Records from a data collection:
# # #

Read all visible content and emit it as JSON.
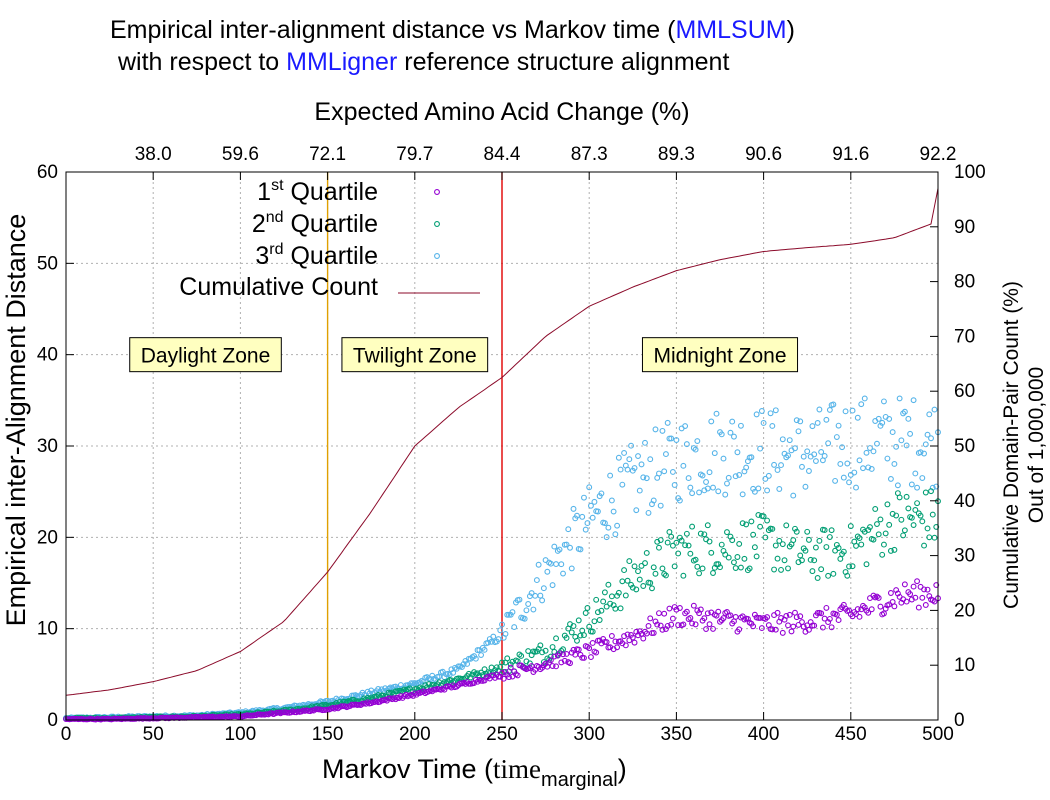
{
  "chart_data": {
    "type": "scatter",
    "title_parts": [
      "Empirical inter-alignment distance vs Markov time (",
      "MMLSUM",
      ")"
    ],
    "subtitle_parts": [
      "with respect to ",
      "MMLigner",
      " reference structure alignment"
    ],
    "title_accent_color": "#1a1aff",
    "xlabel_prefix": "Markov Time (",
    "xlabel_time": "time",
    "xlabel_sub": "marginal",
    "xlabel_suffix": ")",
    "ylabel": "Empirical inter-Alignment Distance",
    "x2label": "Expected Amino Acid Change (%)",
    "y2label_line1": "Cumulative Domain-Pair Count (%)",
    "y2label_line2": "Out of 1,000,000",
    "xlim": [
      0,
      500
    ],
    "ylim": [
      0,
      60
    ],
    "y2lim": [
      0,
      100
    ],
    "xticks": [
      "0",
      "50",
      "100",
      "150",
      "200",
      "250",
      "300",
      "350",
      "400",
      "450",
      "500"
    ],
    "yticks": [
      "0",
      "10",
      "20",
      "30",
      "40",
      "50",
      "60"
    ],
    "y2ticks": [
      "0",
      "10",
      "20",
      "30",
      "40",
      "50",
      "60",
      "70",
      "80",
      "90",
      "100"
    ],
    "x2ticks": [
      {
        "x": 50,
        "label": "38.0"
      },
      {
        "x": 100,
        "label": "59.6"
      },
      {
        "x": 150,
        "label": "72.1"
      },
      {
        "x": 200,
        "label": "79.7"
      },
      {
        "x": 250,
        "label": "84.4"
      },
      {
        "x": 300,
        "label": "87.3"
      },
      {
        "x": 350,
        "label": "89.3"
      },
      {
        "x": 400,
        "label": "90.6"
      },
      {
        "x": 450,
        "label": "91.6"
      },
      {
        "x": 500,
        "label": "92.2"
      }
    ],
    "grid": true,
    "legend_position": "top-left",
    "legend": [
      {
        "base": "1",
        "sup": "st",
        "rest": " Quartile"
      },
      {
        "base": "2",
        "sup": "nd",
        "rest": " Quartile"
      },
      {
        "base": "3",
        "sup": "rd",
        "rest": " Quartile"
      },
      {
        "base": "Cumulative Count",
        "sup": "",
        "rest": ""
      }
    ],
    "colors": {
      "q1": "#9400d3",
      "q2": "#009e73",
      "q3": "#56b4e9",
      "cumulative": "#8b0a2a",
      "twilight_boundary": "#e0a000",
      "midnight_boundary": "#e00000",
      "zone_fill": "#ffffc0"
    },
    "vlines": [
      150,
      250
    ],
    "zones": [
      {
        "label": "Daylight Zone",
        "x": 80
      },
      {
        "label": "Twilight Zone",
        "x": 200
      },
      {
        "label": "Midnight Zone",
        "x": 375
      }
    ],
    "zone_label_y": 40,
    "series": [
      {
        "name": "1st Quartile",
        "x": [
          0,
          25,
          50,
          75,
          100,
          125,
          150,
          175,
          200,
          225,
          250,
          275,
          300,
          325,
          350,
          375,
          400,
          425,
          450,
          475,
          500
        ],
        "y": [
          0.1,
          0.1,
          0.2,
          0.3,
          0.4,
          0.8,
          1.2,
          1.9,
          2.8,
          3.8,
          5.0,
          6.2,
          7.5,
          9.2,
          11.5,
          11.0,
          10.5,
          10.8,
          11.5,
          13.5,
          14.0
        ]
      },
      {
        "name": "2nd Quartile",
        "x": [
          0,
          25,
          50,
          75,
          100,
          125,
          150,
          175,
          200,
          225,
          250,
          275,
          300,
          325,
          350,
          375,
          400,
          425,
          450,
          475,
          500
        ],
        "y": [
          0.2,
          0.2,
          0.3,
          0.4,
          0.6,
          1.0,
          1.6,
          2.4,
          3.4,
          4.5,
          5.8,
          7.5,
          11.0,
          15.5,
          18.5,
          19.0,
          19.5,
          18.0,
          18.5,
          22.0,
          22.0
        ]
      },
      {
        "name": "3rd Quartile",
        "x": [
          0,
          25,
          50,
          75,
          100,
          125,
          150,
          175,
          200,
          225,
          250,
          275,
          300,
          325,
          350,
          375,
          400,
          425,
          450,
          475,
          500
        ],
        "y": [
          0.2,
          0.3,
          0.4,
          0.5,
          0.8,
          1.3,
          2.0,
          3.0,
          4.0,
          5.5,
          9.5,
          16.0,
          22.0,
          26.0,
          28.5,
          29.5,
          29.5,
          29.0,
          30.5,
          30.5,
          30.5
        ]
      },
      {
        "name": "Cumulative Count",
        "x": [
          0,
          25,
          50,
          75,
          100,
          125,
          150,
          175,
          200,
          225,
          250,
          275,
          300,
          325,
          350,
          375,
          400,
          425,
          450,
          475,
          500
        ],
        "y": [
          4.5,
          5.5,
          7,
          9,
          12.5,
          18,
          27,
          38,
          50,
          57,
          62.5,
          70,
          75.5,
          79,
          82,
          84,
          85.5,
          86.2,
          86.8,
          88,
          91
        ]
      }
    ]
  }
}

# # #

### What the task asks:
Replicate the material above verbatim; images stay out of the copy.

### Result below:
Read all visible content and emit it as JSON.
{
  "chart_data": {
    "type": "scatter",
    "title_parts": [
      "Empirical inter-alignment distance vs Markov time (",
      "MMLSUM",
      ")"
    ],
    "subtitle_parts": [
      "with respect to ",
      "MMLigner",
      " reference structure alignment"
    ],
    "title_accent_color": "#1a1aff",
    "xlabel_prefix": "Markov Time (",
    "xlabel_time": "time",
    "xlabel_sub": "marginal",
    "xlabel_suffix": ")",
    "ylabel": "Empirical inter-Alignment Distance",
    "x2label": "Expected Amino Acid Change (%)",
    "y2label_line1": "Cumulative Domain-Pair Count (%)",
    "y2label_line2": "Out of 1,000,000",
    "xlim": [
      0,
      500
    ],
    "ylim": [
      0,
      60
    ],
    "y2lim": [
      0,
      100
    ],
    "xticks": [
      "0",
      "50",
      "100",
      "150",
      "200",
      "250",
      "300",
      "350",
      "400",
      "450",
      "500"
    ],
    "yticks": [
      "0",
      "10",
      "20",
      "30",
      "40",
      "50",
      "60"
    ],
    "y2ticks": [
      "0",
      "10",
      "20",
      "30",
      "40",
      "50",
      "60",
      "70",
      "80",
      "90",
      "100"
    ],
    "x2ticks": [
      {
        "x": 50,
        "label": "38.0"
      },
      {
        "x": 100,
        "label": "59.6"
      },
      {
        "x": 150,
        "label": "72.1"
      },
      {
        "x": 200,
        "label": "79.7"
      },
      {
        "x": 250,
        "label": "84.4"
      },
      {
        "x": 300,
        "label": "87.3"
      },
      {
        "x": 350,
        "label": "89.3"
      },
      {
        "x": 400,
        "label": "90.6"
      },
      {
        "x": 450,
        "label": "91.6"
      },
      {
        "x": 500,
        "label": "92.2"
      }
    ],
    "grid": true,
    "legend_position": "top-left",
    "legend": [
      {
        "base": "1",
        "sup": "st",
        "rest": " Quartile"
      },
      {
        "base": "2",
        "sup": "nd",
        "rest": " Quartile"
      },
      {
        "base": "3",
        "sup": "rd",
        "rest": " Quartile"
      },
      {
        "base": "Cumulative Count",
        "sup": "",
        "rest": ""
      }
    ],
    "colors": {
      "q1": "#9400d3",
      "q2": "#009e73",
      "q3": "#56b4e9",
      "cumulative": "#8b0a2a",
      "twilight_boundary": "#e0a000",
      "midnight_boundary": "#e00000",
      "zone_fill": "#ffffc0"
    },
    "vlines": [
      150,
      250
    ],
    "zones": [
      {
        "label": "Daylight Zone",
        "x": 80
      },
      {
        "label": "Twilight Zone",
        "x": 200
      },
      {
        "label": "Midnight Zone",
        "x": 375
      }
    ],
    "zone_label_y": 40,
    "series": [
      {
        "name": "1st Quartile",
        "x": [
          0,
          25,
          50,
          75,
          100,
          125,
          150,
          175,
          200,
          225,
          250,
          275,
          300,
          325,
          350,
          375,
          400,
          425,
          450,
          475,
          500
        ],
        "y": [
          0.1,
          0.1,
          0.2,
          0.3,
          0.4,
          0.8,
          1.2,
          1.9,
          2.8,
          3.8,
          5.0,
          6.2,
          7.5,
          9.2,
          11.5,
          11.0,
          10.5,
          10.8,
          11.5,
          13.5,
          14.0
        ]
      },
      {
        "name": "2nd Quartile",
        "x": [
          0,
          25,
          50,
          75,
          100,
          125,
          150,
          175,
          200,
          225,
          250,
          275,
          300,
          325,
          350,
          375,
          400,
          425,
          450,
          475,
          500
        ],
        "y": [
          0.2,
          0.2,
          0.3,
          0.4,
          0.6,
          1.0,
          1.6,
          2.4,
          3.4,
          4.5,
          5.8,
          7.5,
          11.0,
          15.5,
          18.5,
          19.0,
          19.5,
          18.0,
          18.5,
          22.0,
          22.0
        ]
      },
      {
        "name": "3rd Quartile",
        "x": [
          0,
          25,
          50,
          75,
          100,
          125,
          150,
          175,
          200,
          225,
          250,
          275,
          300,
          325,
          350,
          375,
          400,
          425,
          450,
          475,
          500
        ],
        "y": [
          0.2,
          0.3,
          0.4,
          0.5,
          0.8,
          1.3,
          2.0,
          3.0,
          4.0,
          5.5,
          9.5,
          16.0,
          22.0,
          26.0,
          28.5,
          29.5,
          29.5,
          29.0,
          30.5,
          30.5,
          30.5
        ]
      },
      {
        "name": "Cumulative Count",
        "x": [
          0,
          25,
          50,
          75,
          100,
          125,
          150,
          175,
          200,
          225,
          250,
          275,
          300,
          325,
          350,
          375,
          400,
          425,
          450,
          475,
          500
        ],
        "y": [
          4.5,
          5.5,
          7,
          9,
          12.5,
          18,
          27,
          38,
          50,
          57,
          62.5,
          70,
          75.5,
          79,
          82,
          84,
          85.5,
          86.2,
          86.8,
          88,
          91
        ]
      }
    ]
  }
}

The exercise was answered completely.